Data items ▸
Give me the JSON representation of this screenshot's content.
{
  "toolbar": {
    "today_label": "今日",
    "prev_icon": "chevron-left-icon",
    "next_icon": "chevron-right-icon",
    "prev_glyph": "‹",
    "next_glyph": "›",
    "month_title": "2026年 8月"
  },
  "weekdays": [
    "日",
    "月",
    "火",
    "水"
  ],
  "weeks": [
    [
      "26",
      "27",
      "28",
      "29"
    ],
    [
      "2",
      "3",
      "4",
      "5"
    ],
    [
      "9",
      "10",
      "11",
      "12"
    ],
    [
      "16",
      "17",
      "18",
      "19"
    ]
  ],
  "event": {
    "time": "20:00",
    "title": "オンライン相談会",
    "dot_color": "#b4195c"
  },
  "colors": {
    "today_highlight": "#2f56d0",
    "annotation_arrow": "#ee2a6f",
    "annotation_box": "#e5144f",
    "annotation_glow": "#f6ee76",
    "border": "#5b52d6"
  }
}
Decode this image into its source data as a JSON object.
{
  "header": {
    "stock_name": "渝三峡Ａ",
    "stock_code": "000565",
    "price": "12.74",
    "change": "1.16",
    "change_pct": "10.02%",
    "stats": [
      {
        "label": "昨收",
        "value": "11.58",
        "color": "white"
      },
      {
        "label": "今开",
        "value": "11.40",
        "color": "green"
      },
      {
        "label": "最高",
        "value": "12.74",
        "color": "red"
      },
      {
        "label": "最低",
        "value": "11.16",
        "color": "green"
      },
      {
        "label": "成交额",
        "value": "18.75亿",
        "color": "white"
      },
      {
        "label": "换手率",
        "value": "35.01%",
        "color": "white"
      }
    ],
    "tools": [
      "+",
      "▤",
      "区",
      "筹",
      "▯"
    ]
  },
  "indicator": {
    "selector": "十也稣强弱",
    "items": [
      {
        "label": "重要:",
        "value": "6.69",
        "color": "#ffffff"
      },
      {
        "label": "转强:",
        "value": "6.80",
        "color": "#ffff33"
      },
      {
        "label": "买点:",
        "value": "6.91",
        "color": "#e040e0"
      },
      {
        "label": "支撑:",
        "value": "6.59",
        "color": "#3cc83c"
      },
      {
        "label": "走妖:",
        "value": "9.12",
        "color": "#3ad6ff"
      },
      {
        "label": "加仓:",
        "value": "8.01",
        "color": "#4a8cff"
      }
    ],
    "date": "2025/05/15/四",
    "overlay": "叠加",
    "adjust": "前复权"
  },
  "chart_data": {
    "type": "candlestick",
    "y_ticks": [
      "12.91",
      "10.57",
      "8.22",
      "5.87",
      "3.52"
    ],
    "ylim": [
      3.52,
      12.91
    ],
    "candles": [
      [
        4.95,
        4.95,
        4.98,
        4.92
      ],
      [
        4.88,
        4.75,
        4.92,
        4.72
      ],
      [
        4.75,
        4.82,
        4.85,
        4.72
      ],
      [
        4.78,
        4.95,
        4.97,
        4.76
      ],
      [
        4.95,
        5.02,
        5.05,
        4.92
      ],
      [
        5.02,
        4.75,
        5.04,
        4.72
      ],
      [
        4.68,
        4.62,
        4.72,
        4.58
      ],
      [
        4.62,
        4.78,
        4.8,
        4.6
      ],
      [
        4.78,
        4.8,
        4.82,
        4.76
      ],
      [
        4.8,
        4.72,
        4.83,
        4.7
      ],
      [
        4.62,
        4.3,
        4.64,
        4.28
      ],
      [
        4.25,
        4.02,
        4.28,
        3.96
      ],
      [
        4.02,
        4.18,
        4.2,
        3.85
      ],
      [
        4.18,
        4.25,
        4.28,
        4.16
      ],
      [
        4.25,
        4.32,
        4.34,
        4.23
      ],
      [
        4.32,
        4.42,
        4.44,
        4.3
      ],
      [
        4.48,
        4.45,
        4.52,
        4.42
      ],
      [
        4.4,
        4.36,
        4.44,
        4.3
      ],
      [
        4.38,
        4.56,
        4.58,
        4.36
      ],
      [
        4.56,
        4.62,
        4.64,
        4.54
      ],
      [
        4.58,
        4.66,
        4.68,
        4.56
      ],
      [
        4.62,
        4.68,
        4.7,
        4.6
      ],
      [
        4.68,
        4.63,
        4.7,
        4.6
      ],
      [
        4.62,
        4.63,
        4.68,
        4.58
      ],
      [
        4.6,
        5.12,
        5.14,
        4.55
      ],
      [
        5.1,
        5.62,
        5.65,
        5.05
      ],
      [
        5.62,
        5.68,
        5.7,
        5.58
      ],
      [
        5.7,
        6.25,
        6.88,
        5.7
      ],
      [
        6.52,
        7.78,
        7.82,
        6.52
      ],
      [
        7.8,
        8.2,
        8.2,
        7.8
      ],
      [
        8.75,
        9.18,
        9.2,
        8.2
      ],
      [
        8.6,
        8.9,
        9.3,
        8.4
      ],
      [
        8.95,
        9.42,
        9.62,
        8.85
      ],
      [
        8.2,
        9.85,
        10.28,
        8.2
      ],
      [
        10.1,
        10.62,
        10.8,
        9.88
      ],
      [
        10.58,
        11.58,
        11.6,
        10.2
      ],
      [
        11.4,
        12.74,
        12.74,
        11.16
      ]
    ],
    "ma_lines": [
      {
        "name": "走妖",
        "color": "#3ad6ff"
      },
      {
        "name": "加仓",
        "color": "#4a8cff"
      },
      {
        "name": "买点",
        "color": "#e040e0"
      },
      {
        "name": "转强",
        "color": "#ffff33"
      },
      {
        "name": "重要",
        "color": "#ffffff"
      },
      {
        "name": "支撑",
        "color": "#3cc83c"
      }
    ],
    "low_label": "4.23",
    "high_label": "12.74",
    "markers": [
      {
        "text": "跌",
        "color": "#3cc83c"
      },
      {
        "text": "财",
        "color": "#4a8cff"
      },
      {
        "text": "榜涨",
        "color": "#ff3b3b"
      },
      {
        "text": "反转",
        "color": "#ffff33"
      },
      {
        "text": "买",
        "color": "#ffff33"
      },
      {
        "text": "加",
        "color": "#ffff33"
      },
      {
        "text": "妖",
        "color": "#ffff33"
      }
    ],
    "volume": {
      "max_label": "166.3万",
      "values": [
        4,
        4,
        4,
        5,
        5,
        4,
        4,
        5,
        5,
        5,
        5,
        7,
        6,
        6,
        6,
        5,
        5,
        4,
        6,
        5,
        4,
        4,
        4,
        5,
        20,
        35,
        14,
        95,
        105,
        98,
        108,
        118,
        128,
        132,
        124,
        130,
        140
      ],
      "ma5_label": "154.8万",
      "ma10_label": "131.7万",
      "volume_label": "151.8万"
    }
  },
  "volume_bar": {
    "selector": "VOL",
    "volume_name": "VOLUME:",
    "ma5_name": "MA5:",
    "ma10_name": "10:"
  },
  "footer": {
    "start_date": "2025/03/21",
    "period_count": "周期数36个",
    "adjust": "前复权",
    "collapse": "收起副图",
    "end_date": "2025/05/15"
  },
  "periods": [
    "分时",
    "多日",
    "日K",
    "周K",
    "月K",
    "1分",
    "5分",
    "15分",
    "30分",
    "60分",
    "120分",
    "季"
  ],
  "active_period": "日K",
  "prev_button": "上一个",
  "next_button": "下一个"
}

Exercise goal ▸ Every line of the records above needs to be given again exactly.

Written solution ▸
Give me the JSON representation of this screenshot's content.
{
  "toolbar": {
    "today_label": "今日",
    "prev_icon": "chevron-left-icon",
    "next_icon": "chevron-right-icon",
    "prev_glyph": "‹",
    "next_glyph": "›",
    "month_title": "2026年 8月"
  },
  "weekdays": [
    "日",
    "月",
    "火",
    "水"
  ],
  "weeks": [
    [
      "26",
      "27",
      "28",
      "29"
    ],
    [
      "2",
      "3",
      "4",
      "5"
    ],
    [
      "9",
      "10",
      "11",
      "12"
    ],
    [
      "16",
      "17",
      "18",
      "19"
    ]
  ],
  "event": {
    "time": "20:00",
    "title": "オンライン相談会",
    "dot_color": "#b4195c"
  },
  "colors": {
    "today_highlight": "#2f56d0",
    "annotation_arrow": "#ee2a6f",
    "annotation_box": "#e5144f",
    "annotation_glow": "#f6ee76",
    "border": "#5b52d6"
  }
}
Decode this image into its source data as a JSON object.
{
  "header": {
    "stock_name": "渝三峡Ａ",
    "stock_code": "000565",
    "price": "12.74",
    "change": "1.16",
    "change_pct": "10.02%",
    "stats": [
      {
        "label": "昨收",
        "value": "11.58",
        "color": "white"
      },
      {
        "label": "今开",
        "value": "11.40",
        "color": "green"
      },
      {
        "label": "最高",
        "value": "12.74",
        "color": "red"
      },
      {
        "label": "最低",
        "value": "11.16",
        "color": "green"
      },
      {
        "label": "成交额",
        "value": "18.75亿",
        "color": "white"
      },
      {
        "label": "换手率",
        "value": "35.01%",
        "color": "white"
      }
    ],
    "tools": [
      "+",
      "▤",
      "区",
      "筹",
      "▯"
    ]
  },
  "indicator": {
    "selector": "十也稣强弱",
    "items": [
      {
        "label": "重要:",
        "value": "6.69",
        "color": "#ffffff"
      },
      {
        "label": "转强:",
        "value": "6.80",
        "color": "#ffff33"
      },
      {
        "label": "买点:",
        "value": "6.91",
        "color": "#e040e0"
      },
      {
        "label": "支撑:",
        "value": "6.59",
        "color": "#3cc83c"
      },
      {
        "label": "走妖:",
        "value": "9.12",
        "color": "#3ad6ff"
      },
      {
        "label": "加仓:",
        "value": "8.01",
        "color": "#4a8cff"
      }
    ],
    "date": "2025/05/15/四",
    "overlay": "叠加",
    "adjust": "前复权"
  },
  "chart_data": {
    "type": "candlestick",
    "y_ticks": [
      "12.91",
      "10.57",
      "8.22",
      "5.87",
      "3.52"
    ],
    "ylim": [
      3.52,
      12.91
    ],
    "candles": [
      [
        4.95,
        4.95,
        4.98,
        4.92
      ],
      [
        4.88,
        4.75,
        4.92,
        4.72
      ],
      [
        4.75,
        4.82,
        4.85,
        4.72
      ],
      [
        4.78,
        4.95,
        4.97,
        4.76
      ],
      [
        4.95,
        5.02,
        5.05,
        4.92
      ],
      [
        5.02,
        4.75,
        5.04,
        4.72
      ],
      [
        4.68,
        4.62,
        4.72,
        4.58
      ],
      [
        4.62,
        4.78,
        4.8,
        4.6
      ],
      [
        4.78,
        4.8,
        4.82,
        4.76
      ],
      [
        4.8,
        4.72,
        4.83,
        4.7
      ],
      [
        4.62,
        4.3,
        4.64,
        4.28
      ],
      [
        4.25,
        4.02,
        4.28,
        3.96
      ],
      [
        4.02,
        4.18,
        4.2,
        3.85
      ],
      [
        4.18,
        4.25,
        4.28,
        4.16
      ],
      [
        4.25,
        4.32,
        4.34,
        4.23
      ],
      [
        4.32,
        4.42,
        4.44,
        4.3
      ],
      [
        4.48,
        4.45,
        4.52,
        4.42
      ],
      [
        4.4,
        4.36,
        4.44,
        4.3
      ],
      [
        4.38,
        4.56,
        4.58,
        4.36
      ],
      [
        4.56,
        4.62,
        4.64,
        4.54
      ],
      [
        4.58,
        4.66,
        4.68,
        4.56
      ],
      [
        4.62,
        4.68,
        4.7,
        4.6
      ],
      [
        4.68,
        4.63,
        4.7,
        4.6
      ],
      [
        4.62,
        4.63,
        4.68,
        4.58
      ],
      [
        4.6,
        5.12,
        5.14,
        4.55
      ],
      [
        5.1,
        5.62,
        5.65,
        5.05
      ],
      [
        5.62,
        5.68,
        5.7,
        5.58
      ],
      [
        5.7,
        6.25,
        6.88,
        5.7
      ],
      [
        6.52,
        7.78,
        7.82,
        6.52
      ],
      [
        7.8,
        8.2,
        8.2,
        7.8
      ],
      [
        8.75,
        9.18,
        9.2,
        8.2
      ],
      [
        8.6,
        8.9,
        9.3,
        8.4
      ],
      [
        8.95,
        9.42,
        9.62,
        8.85
      ],
      [
        8.2,
        9.85,
        10.28,
        8.2
      ],
      [
        10.1,
        10.62,
        10.8,
        9.88
      ],
      [
        10.58,
        11.58,
        11.6,
        10.2
      ],
      [
        11.4,
        12.74,
        12.74,
        11.16
      ]
    ],
    "ma_lines": [
      {
        "name": "走妖",
        "color": "#3ad6ff"
      },
      {
        "name": "加仓",
        "color": "#4a8cff"
      },
      {
        "name": "买点",
        "color": "#e040e0"
      },
      {
        "name": "转强",
        "color": "#ffff33"
      },
      {
        "name": "重要",
        "color": "#ffffff"
      },
      {
        "name": "支撑",
        "color": "#3cc83c"
      }
    ],
    "low_label": "4.23",
    "high_label": "12.74",
    "markers": [
      {
        "text": "跌",
        "color": "#3cc83c"
      },
      {
        "text": "财",
        "color": "#4a8cff"
      },
      {
        "text": "榜涨",
        "color": "#ff3b3b"
      },
      {
        "text": "反转",
        "color": "#ffff33"
      },
      {
        "text": "买",
        "color": "#ffff33"
      },
      {
        "text": "加",
        "color": "#ffff33"
      },
      {
        "text": "妖",
        "color": "#ffff33"
      }
    ],
    "volume": {
      "max_label": "166.3万",
      "values": [
        4,
        4,
        4,
        5,
        5,
        4,
        4,
        5,
        5,
        5,
        5,
        7,
        6,
        6,
        6,
        5,
        5,
        4,
        6,
        5,
        4,
        4,
        4,
        5,
        20,
        35,
        14,
        95,
        105,
        98,
        108,
        118,
        128,
        132,
        124,
        130,
        140
      ],
      "ma5_label": "154.8万",
      "ma10_label": "131.7万",
      "volume_label": "151.8万"
    }
  },
  "volume_bar": {
    "selector": "VOL",
    "volume_name": "VOLUME:",
    "ma5_name": "MA5:",
    "ma10_name": "10:"
  },
  "footer": {
    "start_date": "2025/03/21",
    "period_count": "周期数36个",
    "adjust": "前复权",
    "collapse": "收起副图",
    "end_date": "2025/05/15"
  },
  "periods": [
    "分时",
    "多日",
    "日K",
    "周K",
    "月K",
    "1分",
    "5分",
    "15分",
    "30分",
    "60分",
    "120分",
    "季"
  ],
  "active_period": "日K",
  "prev_button": "上一个",
  "next_button": "下一个"
}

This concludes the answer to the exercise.